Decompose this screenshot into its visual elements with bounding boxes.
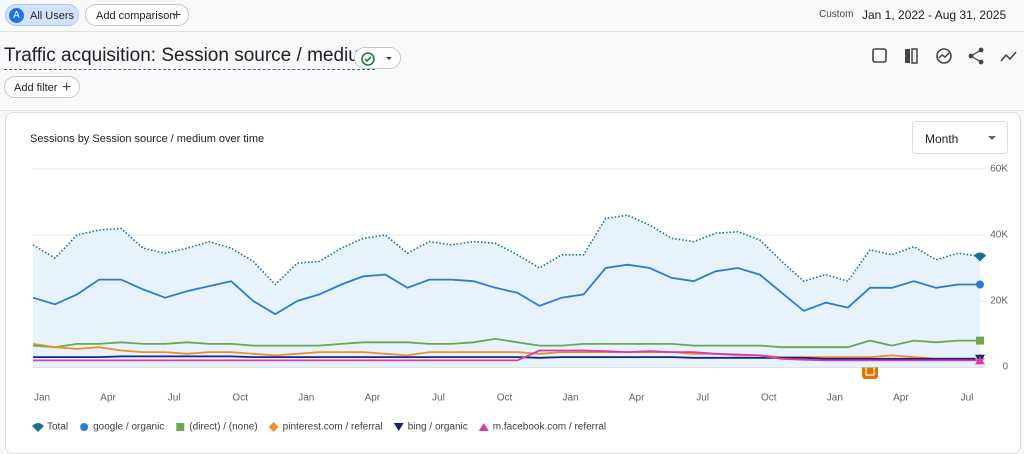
x-tick-label: Jan — [562, 393, 578, 404]
chart-title: Sessions by Session source / medium over… — [30, 133, 264, 145]
y-tick-label: 60K — [990, 164, 1008, 175]
series-line — [32, 337, 980, 349]
plus-icon: + — [62, 79, 72, 96]
legend-marker — [80, 423, 89, 431]
x-tick-label: Apr — [100, 393, 116, 404]
legend-marker — [478, 423, 489, 431]
add-comparison-label: Add comparison — [96, 10, 176, 22]
legend-marker — [393, 423, 404, 431]
end-marker — [975, 356, 985, 365]
date-range[interactable]: Jan 1, 2022 - Aug 31, 2025 — [862, 8, 1007, 22]
x-tick-label: Oct — [761, 393, 777, 404]
segment-badge: A — [9, 8, 24, 23]
legend-label: google / organic — [93, 422, 164, 433]
x-tick-label: Oct — [497, 393, 513, 404]
add-filter[interactable]: Add filter + — [4, 76, 80, 98]
add-comparison[interactable]: Add comparison + — [85, 4, 189, 26]
x-tick-label: Jul — [696, 393, 709, 404]
segment-chip[interactable]: A All Users — [5, 4, 79, 26]
legend-label: m.facebook.com / referral — [493, 422, 606, 433]
toolbar-icons[interactable] — [865, 44, 1024, 70]
granularity-label: Month — [925, 132, 959, 146]
add-filter-label: Add filter — [14, 82, 58, 94]
date-mode: Custom — [819, 9, 854, 20]
x-tick-label: Apr — [629, 393, 645, 404]
y-tick-label: 0 — [1002, 362, 1008, 373]
status-icon — [361, 52, 392, 66]
x-tick-label: Jan — [827, 393, 843, 404]
x-tick-label: Jan — [298, 393, 314, 404]
legend-label: (direct) / (none) — [189, 422, 257, 433]
series-line — [32, 263, 980, 316]
chart: Sessions by Session source / medium over… — [30, 133, 1008, 433]
granularity-select[interactable]: Month — [912, 121, 1008, 154]
legend-label: pinterest.com / referral — [283, 422, 383, 433]
end-marker — [976, 280, 984, 289]
plus-icon: + — [172, 7, 182, 24]
divider — [0, 31, 1024, 32]
legend-marker — [268, 422, 279, 432]
divider — [0, 110, 1024, 111]
x-tick-label: Oct — [232, 393, 248, 404]
series-line — [33, 349, 980, 362]
x-tick-label: Jan — [34, 393, 50, 404]
y-tick-label: 40K — [990, 230, 1008, 241]
dropdown-arrow — [988, 136, 996, 140]
end-marker — [974, 252, 986, 262]
page: A All Users Add comparison + Custom Jan … — [0, 4, 1024, 454]
legend-marker — [32, 423, 44, 432]
x-tick-label: Jul — [168, 393, 181, 404]
x-tick-label: Jul — [961, 393, 974, 404]
y-tick-label: 20K — [990, 296, 1008, 307]
x-tick-label: Jul — [432, 393, 445, 404]
x-tick-label: Apr — [365, 393, 381, 404]
report-title: Traffic acquisition: Session source / me… — [4, 45, 375, 70]
legend-marker — [176, 423, 185, 431]
legend-label: bing / organic — [408, 422, 468, 433]
end-marker — [976, 336, 984, 345]
legend-label: Total — [47, 422, 68, 433]
series-line — [33, 355, 980, 360]
series-line — [32, 343, 980, 360]
x-tick-label: Apr — [893, 393, 909, 404]
segment-label: All Users — [30, 10, 75, 22]
status-chip[interactable] — [354, 47, 401, 69]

────────

_EXERCISE DIRECTIONS_. Give every line of the records as a Markdown table with the columns Row and Record line, one numbered row per line. Skip blank lines and leave the pictures out.

_SOLVED EXERCISE_.
| Row | Record line |
|---|---|
| 1 | Decompose this screenshot into its visual elements with bounding boxes. |
| 2 | x-tick-label: Jan — [562, 393, 578, 404] |
| 3 | chart-title: Sessions by Session source / medium over… — [30, 133, 264, 145] |
| 4 | y-tick-label: 60K — [990, 164, 1008, 175] |
| 5 | series-line — [32, 337, 980, 349] |
| 6 | plus-icon: + — [62, 79, 72, 96] |
| 7 | legend-marker — [80, 423, 89, 431] |
| 8 | x-tick-label: Apr — [100, 393, 116, 404] |
| 9 | legend-marker — [478, 423, 489, 431] |
| 10 | add-comparison-label: Add comparison — [96, 10, 176, 22] |
| 11 | legend-marker — [393, 423, 404, 431] |
| 12 | end-marker — [975, 356, 985, 365] |
| 13 | date-range[interactable]: Jan 1, 2022 - Aug 31, 2025 — [862, 8, 1007, 22] |
| 14 | x-tick-label: Oct — [761, 393, 777, 404] |
| 15 | segment-badge: A — [9, 8, 24, 23] |
| 16 | legend-label: google / organic — [93, 422, 164, 433] |
| 17 | x-tick-label: Oct — [497, 393, 513, 404] |
| 18 | add-filter[interactable]: Add filter + — [4, 76, 80, 98] |
| 19 | add-comparison[interactable]: Add comparison + — [85, 4, 189, 26] |
| 20 | x-tick-label: Jul — [696, 393, 709, 404] |
| 21 | segment-chip[interactable]: A All Users — [5, 4, 79, 26] |
| 22 | legend-label: m.facebook.com / referral — [493, 422, 606, 433] |
| 23 | toolbar-icons[interactable] — [865, 44, 1024, 70] |
| 24 | granularity-label: Month — [925, 132, 959, 146] |
| 25 | add-filter-label: Add filter — [14, 82, 58, 94] |
| 26 | date-mode: Custom — [819, 9, 854, 20] |
| 27 | x-tick-label: Apr — [629, 393, 645, 404] |
| 28 | y-tick-label: 0 — [1002, 362, 1008, 373] |
| 29 | status-icon — [361, 52, 392, 66] |
| 30 | x-tick-label: Jan — [827, 393, 843, 404] |
| 31 | x-tick-label: Jan — [298, 393, 314, 404] |
| 32 | legend-label: (direct) / (none) — [189, 422, 257, 433] |
| 33 | series-line — [32, 263, 980, 316] |
| 34 | chart: Sessions by Session source / medium over… — [30, 133, 1008, 433] |
| 35 | granularity-select[interactable]: Month — [912, 121, 1008, 154] |
| 36 | legend-label: pinterest.com / referral — [283, 422, 383, 433] |
| 37 | end-marker — [976, 280, 984, 289] |
| 38 | plus-icon: + — [172, 7, 182, 24] |
| 39 | divider — [0, 31, 1024, 32] |
| 40 | legend-marker — [268, 422, 279, 432] |
| 41 | divider — [0, 110, 1024, 111] |
| 42 | x-tick-label: Oct — [232, 393, 248, 404] |
| 43 | series-line — [33, 349, 980, 362] |
| 44 | x-tick-label: Jan — [34, 393, 50, 404] |
| 45 | y-tick-label: 40K — [990, 230, 1008, 241] |
| 46 | dropdown-arrow — [988, 136, 996, 140] |
| 47 | end-marker — [974, 252, 986, 262] |
| 48 | page: A All Users Add comparison + Custom Jan … — [0, 4, 1024, 454] |
| 49 | legend-marker — [32, 423, 44, 432] |
| 50 | x-tick-label: Jul — [168, 393, 181, 404] |
| 51 | x-tick-label: Jul — [961, 393, 974, 404] |
| 52 | y-tick-label: 20K — [990, 296, 1008, 307] |
| 53 | x-tick-label: Jul — [432, 393, 445, 404] |
| 54 | x-tick-label: Apr — [365, 393, 381, 404] |
| 55 | report-title: Traffic acquisition: Session source / me… — [4, 45, 375, 70] |
| 56 | legend-marker — [176, 423, 185, 431] |
| 57 | legend-label: bing / organic — [408, 422, 468, 433] |
| 58 | end-marker — [976, 336, 984, 345] |
| 59 | legend-label: Total — [47, 422, 68, 433] |
| 60 | series-line — [33, 355, 980, 360] |
| 61 | series-line — [32, 343, 980, 360] |
| 62 | x-tick-label: Apr — [893, 393, 909, 404] |
| 63 | segment-label: All Users — [30, 10, 75, 22] |
| 64 | status-chip[interactable] — [354, 47, 401, 69] |